:: Problem description ::
Reproduce the records. Keep every word exact and include no images.

# Data start

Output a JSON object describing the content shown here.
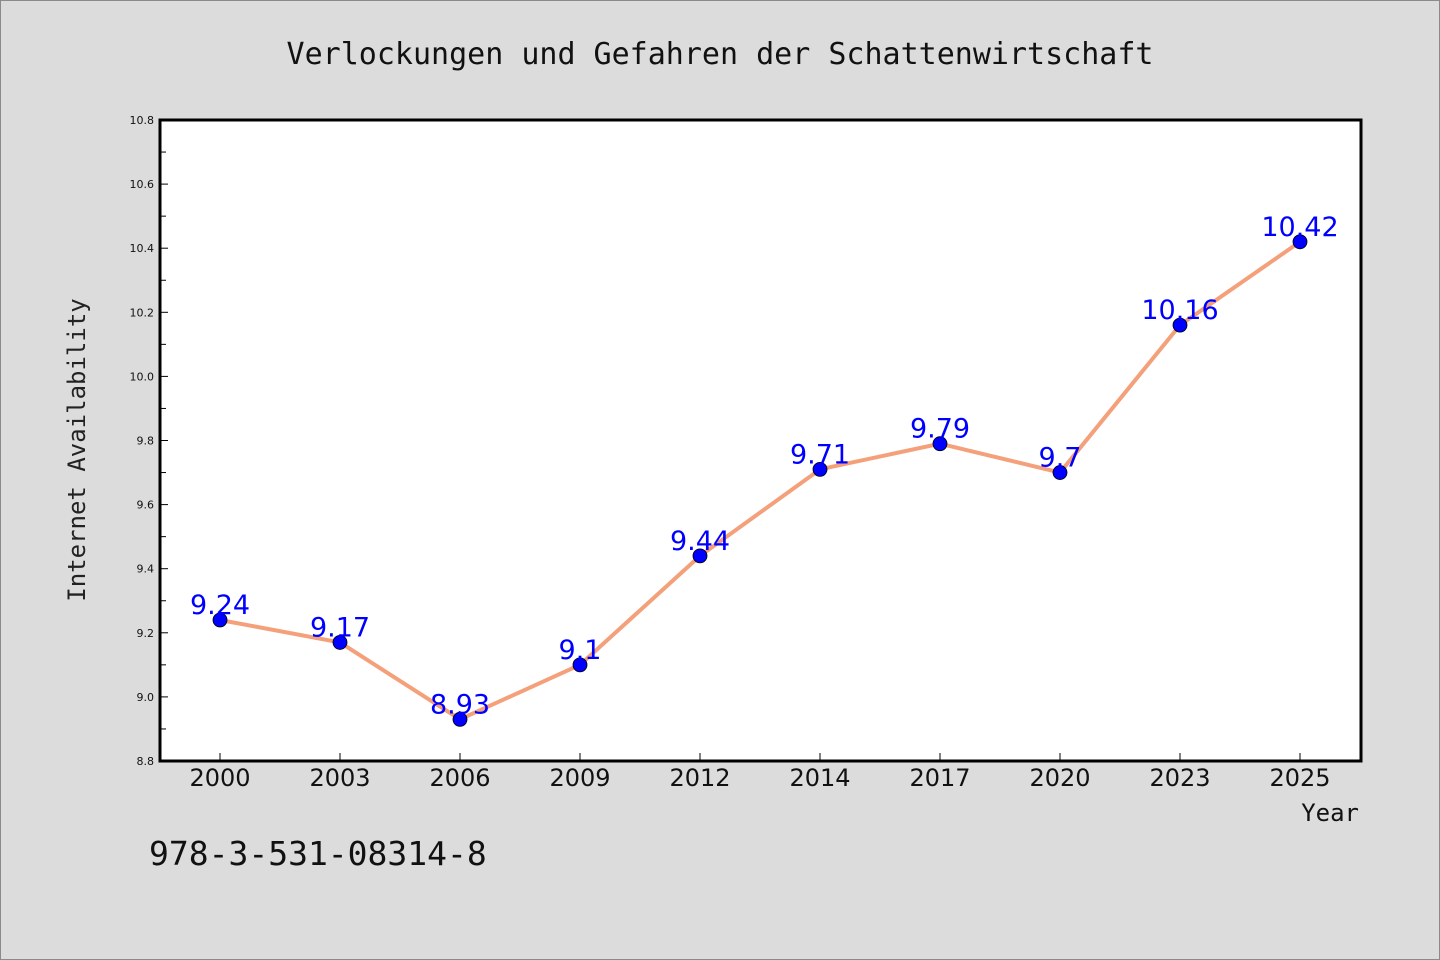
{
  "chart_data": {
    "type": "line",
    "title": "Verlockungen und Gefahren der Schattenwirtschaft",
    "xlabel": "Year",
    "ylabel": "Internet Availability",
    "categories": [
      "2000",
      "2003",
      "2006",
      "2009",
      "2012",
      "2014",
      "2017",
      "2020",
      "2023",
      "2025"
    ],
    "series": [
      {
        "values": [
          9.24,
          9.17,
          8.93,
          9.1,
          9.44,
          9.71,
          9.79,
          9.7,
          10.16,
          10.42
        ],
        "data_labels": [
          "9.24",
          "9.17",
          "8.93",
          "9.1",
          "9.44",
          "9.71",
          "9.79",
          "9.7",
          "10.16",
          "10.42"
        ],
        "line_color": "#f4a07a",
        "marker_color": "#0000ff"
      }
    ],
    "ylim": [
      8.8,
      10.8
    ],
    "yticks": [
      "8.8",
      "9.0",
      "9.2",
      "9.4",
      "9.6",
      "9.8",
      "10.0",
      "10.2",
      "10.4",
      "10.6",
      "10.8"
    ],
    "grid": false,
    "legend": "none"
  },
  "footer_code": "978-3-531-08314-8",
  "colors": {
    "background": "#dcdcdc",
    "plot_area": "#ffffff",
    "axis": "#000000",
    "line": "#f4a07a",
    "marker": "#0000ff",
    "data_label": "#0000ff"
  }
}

# Data end

:: Answer ::
Output a JSON object describing the content shown here.
{
  "chart_data": {
    "type": "line",
    "title": "Verlockungen und Gefahren der Schattenwirtschaft",
    "xlabel": "Year",
    "ylabel": "Internet Availability",
    "categories": [
      "2000",
      "2003",
      "2006",
      "2009",
      "2012",
      "2014",
      "2017",
      "2020",
      "2023",
      "2025"
    ],
    "series": [
      {
        "values": [
          9.24,
          9.17,
          8.93,
          9.1,
          9.44,
          9.71,
          9.79,
          9.7,
          10.16,
          10.42
        ],
        "data_labels": [
          "9.24",
          "9.17",
          "8.93",
          "9.1",
          "9.44",
          "9.71",
          "9.79",
          "9.7",
          "10.16",
          "10.42"
        ],
        "line_color": "#f4a07a",
        "marker_color": "#0000ff"
      }
    ],
    "ylim": [
      8.8,
      10.8
    ],
    "yticks": [
      "8.8",
      "9.0",
      "9.2",
      "9.4",
      "9.6",
      "9.8",
      "10.0",
      "10.2",
      "10.4",
      "10.6",
      "10.8"
    ],
    "grid": false,
    "legend": "none"
  },
  "footer_code": "978-3-531-08314-8",
  "colors": {
    "background": "#dcdcdc",
    "plot_area": "#ffffff",
    "axis": "#000000",
    "line": "#f4a07a",
    "marker": "#0000ff",
    "data_label": "#0000ff"
  }
}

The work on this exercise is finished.